>> start DATASET ROWS

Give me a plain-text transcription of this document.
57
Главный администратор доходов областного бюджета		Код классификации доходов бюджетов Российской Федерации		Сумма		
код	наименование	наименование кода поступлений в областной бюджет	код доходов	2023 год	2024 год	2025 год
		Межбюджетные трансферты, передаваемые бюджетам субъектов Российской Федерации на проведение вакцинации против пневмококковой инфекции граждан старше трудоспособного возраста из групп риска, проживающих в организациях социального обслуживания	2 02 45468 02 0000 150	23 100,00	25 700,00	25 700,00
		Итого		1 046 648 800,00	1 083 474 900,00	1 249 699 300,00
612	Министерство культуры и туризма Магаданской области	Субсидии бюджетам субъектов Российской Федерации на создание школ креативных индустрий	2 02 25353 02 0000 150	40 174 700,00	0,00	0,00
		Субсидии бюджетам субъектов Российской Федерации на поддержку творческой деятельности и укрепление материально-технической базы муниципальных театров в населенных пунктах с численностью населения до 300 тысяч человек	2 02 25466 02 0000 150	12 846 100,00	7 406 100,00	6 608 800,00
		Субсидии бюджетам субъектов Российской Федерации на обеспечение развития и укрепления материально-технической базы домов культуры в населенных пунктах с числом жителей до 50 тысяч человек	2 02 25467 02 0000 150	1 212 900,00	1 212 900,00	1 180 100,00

>> end DATASET ROWS

Repeat the data precisely, reproducing every entry.

TASK RESPONSE –
Give me a plain-text transcription of this document.
57
Главный администратор доходов областного бюджета		Код классификации доходов бюджетов Российской Федерации		Сумма		
код	наименование	наименование кода поступлений в областной бюджет	код доходов	2023 год	2024 год	2025 год
		Межбюджетные трансферты, передаваемые бюджетам субъектов Российской Федерации на проведение вакцинации против пневмококковой инфекции граждан старше трудоспособного возраста из групп риска, проживающих в организациях социального обслуживания	2 02 45468 02 0000 150	23 100,00	25 700,00	25 700,00
		Итого		1 046 648 800,00	1 083 474 900,00	1 249 699 300,00
612	Министерство культуры и туризма Магаданской области	Субсидии бюджетам субъектов Российской Федерации на создание школ креативных индустрий	2 02 25353 02 0000 150	40 174 700,00	0,00	0,00
		Субсидии бюджетам субъектов Российской Федерации на поддержку творческой деятельности и укрепление материально-технической базы муниципальных театров в населенных пунктах с численностью населения до 300 тысяч человек	2 02 25466 02 0000 150	12 846 100,00	7 406 100,00	6 608 800,00
		Субсидии бюджетам субъектов Российской Федерации на обеспечение развития и укрепления материально-технической базы домов культуры в населенных пунктах с числом жителей до 50 тысяч человек	2 02 25467 02 0000 150	1 212 900,00	1 212 900,00	1 180 100,00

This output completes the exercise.